Aim of the exercise: Return all of the entries exactly as written.

Data:
--- --- ---

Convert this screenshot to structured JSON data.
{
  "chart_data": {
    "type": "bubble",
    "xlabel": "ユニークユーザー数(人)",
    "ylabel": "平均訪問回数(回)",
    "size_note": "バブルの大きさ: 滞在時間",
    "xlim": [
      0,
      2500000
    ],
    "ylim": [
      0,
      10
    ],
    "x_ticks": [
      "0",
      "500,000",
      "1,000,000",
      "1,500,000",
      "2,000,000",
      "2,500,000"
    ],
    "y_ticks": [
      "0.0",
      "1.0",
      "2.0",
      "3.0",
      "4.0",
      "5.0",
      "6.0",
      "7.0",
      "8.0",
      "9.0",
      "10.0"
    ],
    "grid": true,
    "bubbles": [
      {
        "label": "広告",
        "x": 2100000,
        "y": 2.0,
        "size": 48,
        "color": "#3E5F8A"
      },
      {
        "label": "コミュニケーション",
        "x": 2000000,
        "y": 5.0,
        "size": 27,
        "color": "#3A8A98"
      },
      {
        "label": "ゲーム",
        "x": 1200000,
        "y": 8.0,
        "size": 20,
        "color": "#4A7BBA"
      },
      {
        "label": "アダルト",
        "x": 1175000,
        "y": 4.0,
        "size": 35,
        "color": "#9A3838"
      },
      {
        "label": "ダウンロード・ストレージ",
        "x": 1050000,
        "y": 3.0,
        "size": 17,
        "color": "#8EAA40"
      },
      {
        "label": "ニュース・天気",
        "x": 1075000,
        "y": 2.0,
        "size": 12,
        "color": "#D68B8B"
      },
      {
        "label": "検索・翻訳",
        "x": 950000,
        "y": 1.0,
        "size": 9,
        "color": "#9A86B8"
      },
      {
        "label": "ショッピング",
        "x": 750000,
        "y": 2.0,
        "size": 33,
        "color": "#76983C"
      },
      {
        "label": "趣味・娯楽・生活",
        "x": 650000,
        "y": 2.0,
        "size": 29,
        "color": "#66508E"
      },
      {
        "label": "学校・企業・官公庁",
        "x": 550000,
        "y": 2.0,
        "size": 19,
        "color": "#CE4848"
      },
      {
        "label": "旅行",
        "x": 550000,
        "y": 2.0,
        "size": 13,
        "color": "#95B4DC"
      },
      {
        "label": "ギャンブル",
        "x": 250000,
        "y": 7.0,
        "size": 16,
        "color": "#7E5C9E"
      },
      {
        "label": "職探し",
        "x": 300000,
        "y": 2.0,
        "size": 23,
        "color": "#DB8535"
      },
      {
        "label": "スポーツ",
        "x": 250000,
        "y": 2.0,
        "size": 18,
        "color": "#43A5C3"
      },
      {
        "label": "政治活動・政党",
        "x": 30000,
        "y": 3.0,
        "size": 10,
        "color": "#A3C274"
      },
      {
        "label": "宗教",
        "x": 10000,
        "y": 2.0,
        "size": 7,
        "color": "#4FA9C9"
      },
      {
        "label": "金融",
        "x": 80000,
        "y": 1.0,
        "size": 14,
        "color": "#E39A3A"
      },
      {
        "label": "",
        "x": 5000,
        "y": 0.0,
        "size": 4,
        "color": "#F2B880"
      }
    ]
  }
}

--- --- ---

Correct result:
Convert this screenshot to structured JSON data.
{
  "chart_data": {
    "type": "bubble",
    "xlabel": "ユニークユーザー数(人)",
    "ylabel": "平均訪問回数(回)",
    "size_note": "バブルの大きさ: 滞在時間",
    "xlim": [
      0,
      2500000
    ],
    "ylim": [
      0,
      10
    ],
    "x_ticks": [
      "0",
      "500,000",
      "1,000,000",
      "1,500,000",
      "2,000,000",
      "2,500,000"
    ],
    "y_ticks": [
      "0.0",
      "1.0",
      "2.0",
      "3.0",
      "4.0",
      "5.0",
      "6.0",
      "7.0",
      "8.0",
      "9.0",
      "10.0"
    ],
    "grid": true,
    "bubbles": [
      {
        "label": "広告",
        "x": 2100000,
        "y": 2.0,
        "size": 48,
        "color": "#3E5F8A"
      },
      {
        "label": "コミュニケーション",
        "x": 2000000,
        "y": 5.0,
        "size": 27,
        "color": "#3A8A98"
      },
      {
        "label": "ゲーム",
        "x": 1200000,
        "y": 8.0,
        "size": 20,
        "color": "#4A7BBA"
      },
      {
        "label": "アダルト",
        "x": 1175000,
        "y": 4.0,
        "size": 35,
        "color": "#9A3838"
      },
      {
        "label": "ダウンロード・ストレージ",
        "x": 1050000,
        "y": 3.0,
        "size": 17,
        "color": "#8EAA40"
      },
      {
        "label": "ニュース・天気",
        "x": 1075000,
        "y": 2.0,
        "size": 12,
        "color": "#D68B8B"
      },
      {
        "label": "検索・翻訳",
        "x": 950000,
        "y": 1.0,
        "size": 9,
        "color": "#9A86B8"
      },
      {
        "label": "ショッピング",
        "x": 750000,
        "y": 2.0,
        "size": 33,
        "color": "#76983C"
      },
      {
        "label": "趣味・娯楽・生活",
        "x": 650000,
        "y": 2.0,
        "size": 29,
        "color": "#66508E"
      },
      {
        "label": "学校・企業・官公庁",
        "x": 550000,
        "y": 2.0,
        "size": 19,
        "color": "#CE4848"
      },
      {
        "label": "旅行",
        "x": 550000,
        "y": 2.0,
        "size": 13,
        "color": "#95B4DC"
      },
      {
        "label": "ギャンブル",
        "x": 250000,
        "y": 7.0,
        "size": 16,
        "color": "#7E5C9E"
      },
      {
        "label": "職探し",
        "x": 300000,
        "y": 2.0,
        "size": 23,
        "color": "#DB8535"
      },
      {
        "label": "スポーツ",
        "x": 250000,
        "y": 2.0,
        "size": 18,
        "color": "#43A5C3"
      },
      {
        "label": "政治活動・政党",
        "x": 30000,
        "y": 3.0,
        "size": 10,
        "color": "#A3C274"
      },
      {
        "label": "宗教",
        "x": 10000,
        "y": 2.0,
        "size": 7,
        "color": "#4FA9C9"
      },
      {
        "label": "金融",
        "x": 80000,
        "y": 1.0,
        "size": 14,
        "color": "#E39A3A"
      },
      {
        "label": "",
        "x": 5000,
        "y": 0.0,
        "size": 4,
        "color": "#F2B880"
      }
    ]
  }
}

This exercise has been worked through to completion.